| Data for the task |
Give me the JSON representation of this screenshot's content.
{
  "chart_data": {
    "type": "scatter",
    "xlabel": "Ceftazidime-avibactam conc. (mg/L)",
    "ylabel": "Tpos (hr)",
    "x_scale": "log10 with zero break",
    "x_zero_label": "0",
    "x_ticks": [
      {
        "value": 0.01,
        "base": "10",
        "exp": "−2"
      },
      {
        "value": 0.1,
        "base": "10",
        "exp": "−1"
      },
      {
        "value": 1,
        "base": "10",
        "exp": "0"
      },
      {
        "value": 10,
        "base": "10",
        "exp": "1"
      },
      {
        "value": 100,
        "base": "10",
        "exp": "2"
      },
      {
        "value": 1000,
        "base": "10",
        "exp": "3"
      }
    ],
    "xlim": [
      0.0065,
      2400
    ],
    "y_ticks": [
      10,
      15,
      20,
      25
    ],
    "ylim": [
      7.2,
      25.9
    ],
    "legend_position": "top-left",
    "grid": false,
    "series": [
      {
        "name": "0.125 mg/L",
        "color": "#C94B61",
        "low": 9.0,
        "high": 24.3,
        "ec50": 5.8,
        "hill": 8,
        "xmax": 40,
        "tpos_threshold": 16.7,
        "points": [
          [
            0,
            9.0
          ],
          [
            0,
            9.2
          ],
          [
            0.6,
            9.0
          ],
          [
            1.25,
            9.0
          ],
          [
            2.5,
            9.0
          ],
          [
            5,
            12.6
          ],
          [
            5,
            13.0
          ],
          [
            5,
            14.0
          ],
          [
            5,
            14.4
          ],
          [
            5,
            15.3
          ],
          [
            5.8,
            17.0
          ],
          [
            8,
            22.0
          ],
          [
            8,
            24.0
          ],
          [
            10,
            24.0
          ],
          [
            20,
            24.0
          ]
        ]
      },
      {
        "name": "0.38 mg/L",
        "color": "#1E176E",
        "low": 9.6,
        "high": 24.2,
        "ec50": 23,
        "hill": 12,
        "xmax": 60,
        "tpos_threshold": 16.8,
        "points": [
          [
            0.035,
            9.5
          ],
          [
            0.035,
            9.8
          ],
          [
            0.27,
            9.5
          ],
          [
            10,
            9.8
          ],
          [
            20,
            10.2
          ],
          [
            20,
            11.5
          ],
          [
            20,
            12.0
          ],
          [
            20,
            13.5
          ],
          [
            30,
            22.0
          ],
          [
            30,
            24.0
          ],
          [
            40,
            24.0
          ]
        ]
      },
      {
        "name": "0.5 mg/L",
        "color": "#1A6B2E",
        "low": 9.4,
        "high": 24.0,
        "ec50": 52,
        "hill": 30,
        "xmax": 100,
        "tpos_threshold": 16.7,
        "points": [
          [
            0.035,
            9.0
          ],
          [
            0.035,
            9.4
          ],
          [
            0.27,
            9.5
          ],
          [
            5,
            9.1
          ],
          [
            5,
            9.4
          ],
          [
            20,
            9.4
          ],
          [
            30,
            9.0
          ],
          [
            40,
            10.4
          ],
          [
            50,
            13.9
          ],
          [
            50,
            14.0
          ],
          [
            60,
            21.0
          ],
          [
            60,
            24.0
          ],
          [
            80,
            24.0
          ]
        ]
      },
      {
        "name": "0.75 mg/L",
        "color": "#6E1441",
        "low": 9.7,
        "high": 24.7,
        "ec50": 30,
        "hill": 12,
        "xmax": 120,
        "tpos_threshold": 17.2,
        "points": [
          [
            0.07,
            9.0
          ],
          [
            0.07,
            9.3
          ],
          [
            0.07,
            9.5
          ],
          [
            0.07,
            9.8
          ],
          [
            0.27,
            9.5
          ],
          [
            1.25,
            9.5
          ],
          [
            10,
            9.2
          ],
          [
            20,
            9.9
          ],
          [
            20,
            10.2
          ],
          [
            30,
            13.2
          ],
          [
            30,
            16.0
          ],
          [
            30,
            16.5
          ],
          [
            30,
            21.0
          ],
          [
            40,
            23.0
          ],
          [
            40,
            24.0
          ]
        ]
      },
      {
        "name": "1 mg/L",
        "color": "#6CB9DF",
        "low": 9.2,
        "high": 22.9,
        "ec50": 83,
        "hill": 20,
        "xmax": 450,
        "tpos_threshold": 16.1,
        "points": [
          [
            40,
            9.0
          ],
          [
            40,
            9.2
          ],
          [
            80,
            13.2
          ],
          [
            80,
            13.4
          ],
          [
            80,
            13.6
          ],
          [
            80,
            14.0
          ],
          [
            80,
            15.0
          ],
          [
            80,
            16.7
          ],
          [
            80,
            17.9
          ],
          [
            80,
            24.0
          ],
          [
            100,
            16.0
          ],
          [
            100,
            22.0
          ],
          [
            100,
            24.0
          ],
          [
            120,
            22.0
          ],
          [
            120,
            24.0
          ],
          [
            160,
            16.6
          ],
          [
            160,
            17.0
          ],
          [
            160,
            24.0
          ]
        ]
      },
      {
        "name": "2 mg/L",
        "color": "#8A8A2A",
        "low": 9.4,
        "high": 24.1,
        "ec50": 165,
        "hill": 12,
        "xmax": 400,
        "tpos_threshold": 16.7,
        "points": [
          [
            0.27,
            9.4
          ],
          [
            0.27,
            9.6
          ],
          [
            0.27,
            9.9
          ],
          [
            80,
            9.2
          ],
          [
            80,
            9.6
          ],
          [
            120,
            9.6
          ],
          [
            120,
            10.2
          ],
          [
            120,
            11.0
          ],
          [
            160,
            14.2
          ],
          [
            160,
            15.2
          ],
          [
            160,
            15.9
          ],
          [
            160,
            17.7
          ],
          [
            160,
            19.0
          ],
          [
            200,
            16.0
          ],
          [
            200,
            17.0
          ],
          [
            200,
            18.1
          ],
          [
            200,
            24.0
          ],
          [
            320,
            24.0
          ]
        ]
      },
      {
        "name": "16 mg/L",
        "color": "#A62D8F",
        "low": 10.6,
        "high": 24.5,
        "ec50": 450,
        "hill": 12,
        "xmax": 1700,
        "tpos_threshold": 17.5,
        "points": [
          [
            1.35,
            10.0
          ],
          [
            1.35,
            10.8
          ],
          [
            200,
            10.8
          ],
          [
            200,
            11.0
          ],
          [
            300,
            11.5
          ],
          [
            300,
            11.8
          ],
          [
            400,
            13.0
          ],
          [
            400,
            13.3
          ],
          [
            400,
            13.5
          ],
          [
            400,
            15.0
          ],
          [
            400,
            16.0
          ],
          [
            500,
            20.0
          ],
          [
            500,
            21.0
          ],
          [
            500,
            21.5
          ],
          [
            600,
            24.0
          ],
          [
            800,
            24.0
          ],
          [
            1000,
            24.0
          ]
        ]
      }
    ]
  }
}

| Request |
Search the records above for "name". Copy each line where it is found.

| Answer to the task |
        "name": "0.125 mg/L",
        "name": "0.38 mg/L",
        "name": "0.5 mg/L",
        "name": "0.75 mg/L",
        "name": "1 mg/L",
        "name": "2 mg/L",
        "name": "16 mg/L",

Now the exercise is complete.